OBJECTIVE -
Copy every line of the data that includes the string "camera".
═══
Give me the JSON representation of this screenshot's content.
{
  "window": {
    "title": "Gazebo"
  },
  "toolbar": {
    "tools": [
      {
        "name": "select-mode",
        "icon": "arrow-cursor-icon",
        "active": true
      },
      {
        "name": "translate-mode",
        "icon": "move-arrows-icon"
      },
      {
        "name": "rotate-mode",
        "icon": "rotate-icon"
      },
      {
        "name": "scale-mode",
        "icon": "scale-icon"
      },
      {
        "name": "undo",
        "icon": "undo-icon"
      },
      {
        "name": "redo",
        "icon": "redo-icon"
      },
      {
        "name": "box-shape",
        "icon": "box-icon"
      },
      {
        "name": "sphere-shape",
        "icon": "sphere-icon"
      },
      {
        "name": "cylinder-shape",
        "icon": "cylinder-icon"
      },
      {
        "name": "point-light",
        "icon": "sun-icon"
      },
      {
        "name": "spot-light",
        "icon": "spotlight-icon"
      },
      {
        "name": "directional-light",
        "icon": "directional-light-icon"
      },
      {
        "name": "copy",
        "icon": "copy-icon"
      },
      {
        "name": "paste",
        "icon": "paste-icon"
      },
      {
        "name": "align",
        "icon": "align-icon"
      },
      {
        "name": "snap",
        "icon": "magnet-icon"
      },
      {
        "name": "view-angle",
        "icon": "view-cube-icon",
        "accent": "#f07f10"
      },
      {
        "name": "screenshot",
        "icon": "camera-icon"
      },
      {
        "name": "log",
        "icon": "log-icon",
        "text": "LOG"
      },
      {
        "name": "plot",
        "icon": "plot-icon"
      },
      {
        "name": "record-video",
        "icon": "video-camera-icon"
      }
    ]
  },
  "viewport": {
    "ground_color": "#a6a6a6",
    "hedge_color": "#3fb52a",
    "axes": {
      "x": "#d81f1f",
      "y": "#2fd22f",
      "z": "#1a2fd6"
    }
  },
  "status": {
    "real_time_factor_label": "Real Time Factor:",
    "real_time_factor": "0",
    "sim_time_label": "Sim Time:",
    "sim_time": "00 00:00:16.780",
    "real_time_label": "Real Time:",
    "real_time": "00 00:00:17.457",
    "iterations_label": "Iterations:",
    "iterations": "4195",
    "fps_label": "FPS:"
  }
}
═══
RESPONSE TO THE TASK -
        "icon": "camera-icon"
        "icon": "video-camera-icon"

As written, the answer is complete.